Layout element data =>
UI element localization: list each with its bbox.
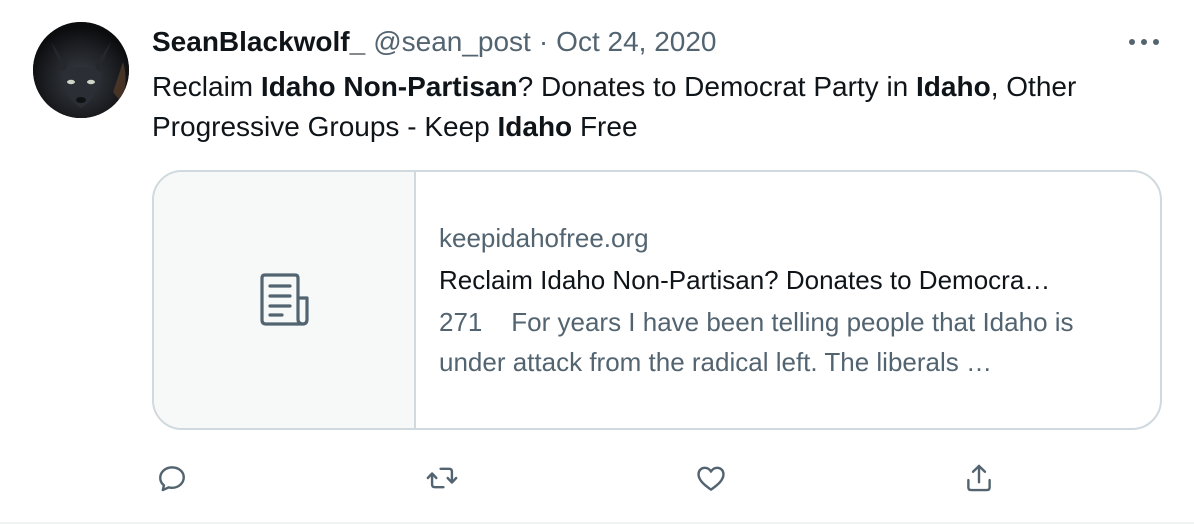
reply-button[interactable] <box>150 456 194 500</box>
share-icon <box>967 464 991 492</box>
tweet-text-highlight: Idaho <box>497 111 573 142</box>
like-button[interactable] <box>689 456 733 500</box>
tweet-date[interactable]: Oct 24, 2020 <box>556 24 716 60</box>
link-card[interactable]: keepidahofree.org Reclaim Idaho Non-Part… <box>152 170 1162 430</box>
article-icon <box>260 273 309 326</box>
tweet-text-segment: ? Donates to Democrat Party in <box>517 71 917 102</box>
tweet-text-highlight: Idaho <box>916 71 991 102</box>
tweet-header: SeanBlackwolf_ @sean_post · Oct 24, 2020 <box>152 24 717 60</box>
tweet-text-segment: Free <box>572 111 638 142</box>
card-body: keepidahofree.org Reclaim Idaho Non-Part… <box>439 220 1139 382</box>
separator-dot: · <box>538 26 549 57</box>
heart-icon <box>697 466 725 491</box>
retweet-icon <box>426 467 458 489</box>
tweet-text-highlight: Idaho Non-Partisan <box>260 71 518 102</box>
wolf-avatar-icon <box>33 22 129 118</box>
retweet-button[interactable] <box>420 456 464 500</box>
card-title: Reclaim Idaho Non-Partisan? Donates to D… <box>439 265 1051 295</box>
user-handle[interactable]: @sean_post <box>373 24 531 60</box>
tweet-text-segment: Reclaim <box>152 71 261 102</box>
card-domain: keepidahofree.org <box>439 223 649 253</box>
card-description: 271 For years I have been telling people… <box>439 307 1074 377</box>
tweet-text: Reclaim Idaho Non-Partisan? Donates to D… <box>152 67 1162 147</box>
more-horizontal-icon <box>1129 39 1159 45</box>
action-bar <box>0 456 1194 500</box>
card-thumbnail <box>154 172 416 428</box>
display-name[interactable]: SeanBlackwolf_ <box>152 24 365 60</box>
reply-icon <box>159 466 185 492</box>
avatar[interactable] <box>33 22 129 118</box>
more-options-button[interactable] <box>1124 30 1164 54</box>
tweet[interactable]: SeanBlackwolf_ @sean_post · Oct 24, 2020… <box>0 0 1194 524</box>
share-button[interactable] <box>957 456 1001 500</box>
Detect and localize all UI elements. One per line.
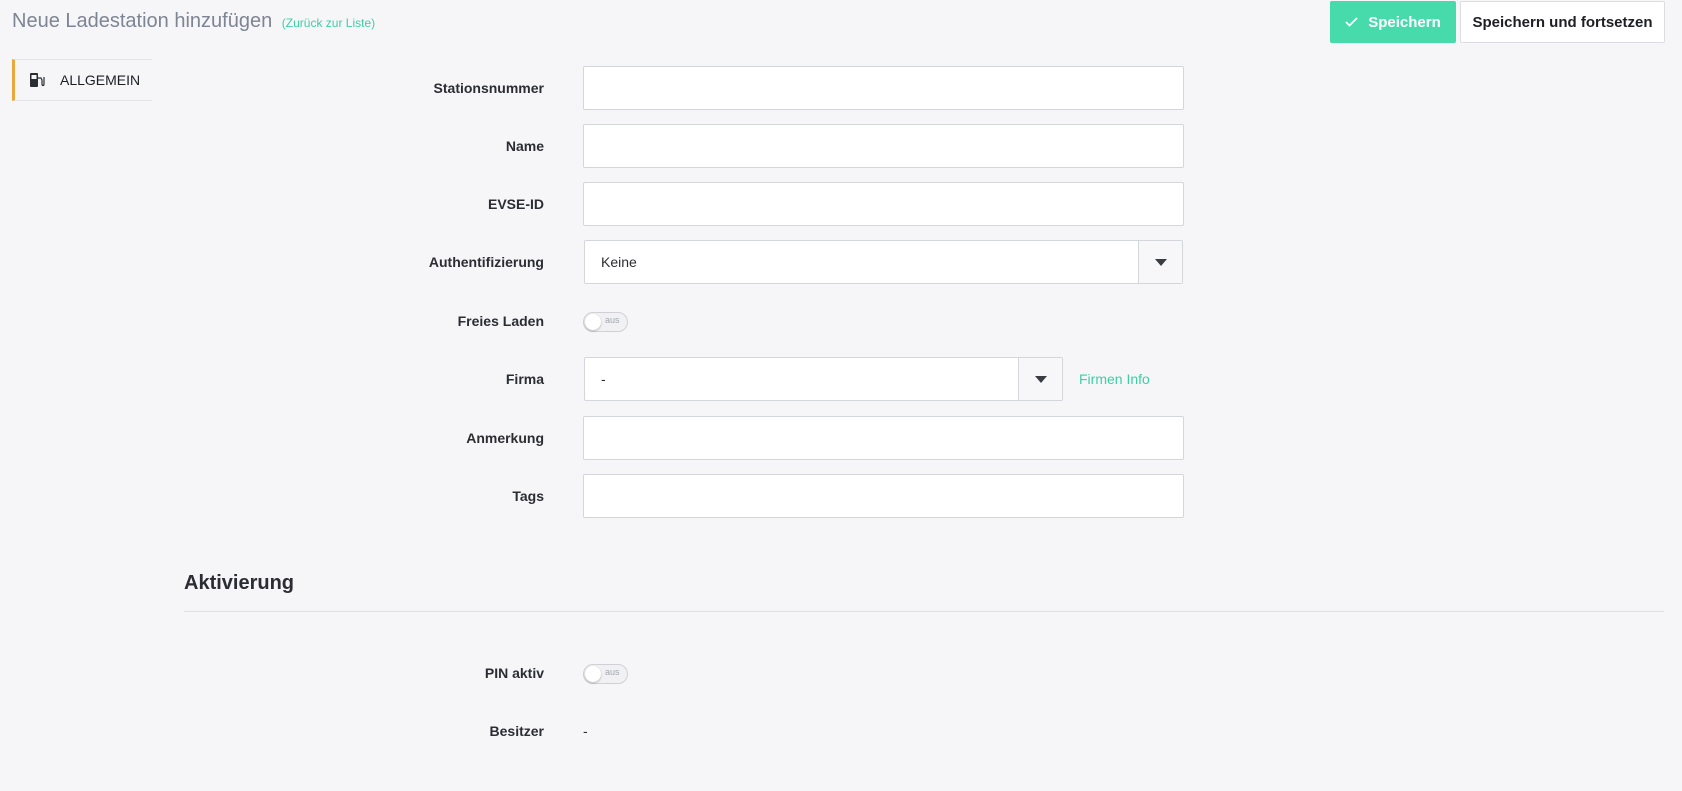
form-row-name: Name — [0, 124, 1682, 168]
name-input[interactable] — [583, 124, 1184, 168]
save-button-label: Speichern — [1368, 13, 1441, 31]
chevron-down-icon[interactable] — [1018, 358, 1062, 400]
free-charging-toggle-state: aus — [605, 315, 620, 325]
toggle-knob — [585, 666, 601, 682]
chevron-down-icon[interactable] — [1138, 241, 1182, 283]
company-label: Firma — [505, 371, 544, 387]
evse-id-label: EVSE-ID — [487, 196, 544, 212]
company-select[interactable]: - — [584, 357, 1063, 401]
form-row-tags: Tags — [0, 474, 1682, 518]
back-to-list-link[interactable]: (Zurück zur Liste) — [282, 16, 375, 30]
form-row-authentication: Authentifizierung Keine — [0, 240, 1682, 284]
section-divider — [184, 611, 1664, 612]
form-row-pin-active: PIN aktiv aus — [0, 651, 1682, 695]
toggle-knob — [585, 314, 601, 330]
activation-section-title: Aktivierung — [184, 572, 295, 594]
tags-input[interactable] — [583, 474, 1184, 518]
form-row-free-charging: Freies Laden aus — [0, 299, 1682, 343]
remark-input[interactable] — [583, 416, 1184, 460]
station-number-input[interactable] — [583, 66, 1184, 110]
authentication-select[interactable]: Keine — [584, 240, 1183, 284]
form-row-station-number: Stationsnummer — [0, 66, 1682, 110]
pin-active-toggle[interactable]: aus — [583, 664, 628, 684]
form-row-evse-id: EVSE-ID — [0, 182, 1682, 226]
page-title-text: Neue Ladestation hinzufügen — [12, 10, 273, 32]
company-select-value: - — [601, 371, 606, 387]
authentication-label: Authentifizierung — [428, 254, 544, 270]
free-charging-label: Freies Laden — [457, 313, 544, 329]
authentication-select-value: Keine — [601, 254, 637, 270]
company-info-link[interactable]: Firmen Info — [1079, 357, 1150, 401]
name-label: Name — [505, 138, 544, 154]
pin-active-toggle-state: aus — [605, 667, 620, 677]
save-button[interactable]: Speichern — [1330, 1, 1456, 43]
form-row-owner: Besitzer - — [0, 709, 1682, 753]
owner-label: Besitzer — [489, 723, 544, 739]
save-and-continue-button[interactable]: Speichern und fortsetzen — [1460, 1, 1665, 43]
form-row-company: Firma - Firmen Info — [0, 357, 1682, 401]
remark-label: Anmerkung — [466, 430, 544, 446]
tags-label: Tags — [512, 488, 544, 504]
free-charging-toggle[interactable]: aus — [583, 312, 628, 332]
station-number-label: Stationsnummer — [433, 80, 544, 96]
check-icon — [1345, 14, 1358, 31]
owner-value: - — [583, 723, 588, 739]
form-row-remark: Anmerkung — [0, 416, 1682, 460]
pin-active-label: PIN aktiv — [484, 665, 544, 681]
page-title: Neue Ladestation hinzufügen (Zurück zur … — [12, 10, 375, 33]
evse-id-input[interactable] — [583, 182, 1184, 226]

Task => Copy every line of the data above verbatim, omitting the pictures.

Result of this task =>
UI element localization: list each with its bbox.
reply-button[interactable] <box>150 456 194 500</box>
share-icon <box>967 464 991 492</box>
tweet-text-highlight: Idaho <box>497 111 573 142</box>
like-button[interactable] <box>689 456 733 500</box>
tweet-date[interactable]: Oct 24, 2020 <box>556 24 716 60</box>
link-card[interactable]: keepidahofree.org Reclaim Idaho Non-Part… <box>152 170 1162 430</box>
article-icon <box>260 273 309 326</box>
tweet-text-segment: ? Donates to Democrat Party in <box>517 71 917 102</box>
tweet-text-highlight: Idaho <box>916 71 991 102</box>
tweet-header: SeanBlackwolf_ @sean_post · Oct 24, 2020 <box>152 24 717 60</box>
tweet-text-segment: Free <box>572 111 638 142</box>
card-body: keepidahofree.org Reclaim Idaho Non-Part… <box>439 220 1139 382</box>
separator-dot: · <box>538 26 549 57</box>
heart-icon <box>697 466 725 491</box>
retweet-icon <box>426 467 458 489</box>
tweet-text-highlight: Idaho Non-Partisan <box>260 71 518 102</box>
wolf-avatar-icon <box>33 22 129 118</box>
retweet-button[interactable] <box>420 456 464 500</box>
card-title: Reclaim Idaho Non-Partisan? Donates to D… <box>439 265 1051 295</box>
user-handle[interactable]: @sean_post <box>373 24 531 60</box>
tweet-text-segment: Reclaim <box>152 71 261 102</box>
card-domain: keepidahofree.org <box>439 223 649 253</box>
card-description: 271 For years I have been telling people… <box>439 307 1074 377</box>
tweet-text: Reclaim Idaho Non-Partisan? Donates to D… <box>152 67 1162 147</box>
more-horizontal-icon <box>1129 39 1159 45</box>
action-bar <box>0 456 1194 500</box>
card-thumbnail <box>154 172 416 428</box>
display-name[interactable]: SeanBlackwolf_ <box>152 24 365 60</box>
reply-icon <box>159 466 185 492</box>
avatar[interactable] <box>33 22 129 118</box>
more-options-button[interactable] <box>1124 30 1164 54</box>
tweet[interactable]: SeanBlackwolf_ @sean_post · Oct 24, 2020… <box>0 0 1194 524</box>
share-button[interactable] <box>957 456 1001 500</box>
Detect and localize all UI elements. One per line.
form-row-name: Name — [0, 124, 1682, 168]
name-input[interactable] — [583, 124, 1184, 168]
save-button-label: Speichern — [1368, 13, 1441, 31]
chevron-down-icon[interactable] — [1018, 358, 1062, 400]
free-charging-toggle-state: aus — [605, 315, 620, 325]
toggle-knob — [585, 666, 601, 682]
chevron-down-icon[interactable] — [1138, 241, 1182, 283]
company-label: Firma — [505, 371, 544, 387]
evse-id-label: EVSE-ID — [487, 196, 544, 212]
company-select[interactable]: - — [584, 357, 1063, 401]
form-row-tags: Tags — [0, 474, 1682, 518]
back-to-list-link[interactable]: (Zurück zur Liste) — [282, 16, 375, 30]
form-row-authentication: Authentifizierung Keine — [0, 240, 1682, 284]
section-divider — [184, 611, 1664, 612]
form-row-pin-active: PIN aktiv aus — [0, 651, 1682, 695]
toggle-knob — [585, 314, 601, 330]
activation-section-title: Aktivierung — [184, 572, 295, 594]
tags-input[interactable] — [583, 474, 1184, 518]
form-row-free-charging: Freies Laden aus — [0, 299, 1682, 343]
remark-input[interactable] — [583, 416, 1184, 460]
station-number-input[interactable] — [583, 66, 1184, 110]
authentication-select[interactable]: Keine — [584, 240, 1183, 284]
form-row-station-number: Stationsnummer — [0, 66, 1682, 110]
pin-active-toggle[interactable]: aus — [583, 664, 628, 684]
form-row-evse-id: EVSE-ID — [0, 182, 1682, 226]
page-title-text: Neue Ladestation hinzufügen — [12, 10, 273, 32]
company-select-value: - — [601, 371, 606, 387]
authentication-label: Authentifizierung — [428, 254, 544, 270]
free-charging-label: Freies Laden — [457, 313, 544, 329]
authentication-select-value: Keine — [601, 254, 637, 270]
company-info-link[interactable]: Firmen Info — [1079, 357, 1150, 401]
name-label: Name — [505, 138, 544, 154]
pin-active-toggle-state: aus — [605, 667, 620, 677]
save-button[interactable]: Speichern — [1330, 1, 1456, 43]
form-row-owner: Besitzer - — [0, 709, 1682, 753]
owner-label: Besitzer — [489, 723, 544, 739]
save-and-continue-button[interactable]: Speichern und fortsetzen — [1460, 1, 1665, 43]
form-row-company: Firma - Firmen Info — [0, 357, 1682, 401]
remark-label: Anmerkung — [466, 430, 544, 446]
tags-label: Tags — [512, 488, 544, 504]
free-charging-toggle[interactable]: aus — [583, 312, 628, 332]
station-number-label: Stationsnummer — [433, 80, 544, 96]
check-icon — [1345, 14, 1358, 31]
owner-value: - — [583, 723, 588, 739]
form-row-remark: Anmerkung — [0, 416, 1682, 460]
pin-active-label: PIN aktiv — [484, 665, 544, 681]
page-title: Neue Ladestation hinzufügen (Zurück zur … — [12, 10, 375, 33]
evse-id-input[interactable] — [583, 182, 1184, 226]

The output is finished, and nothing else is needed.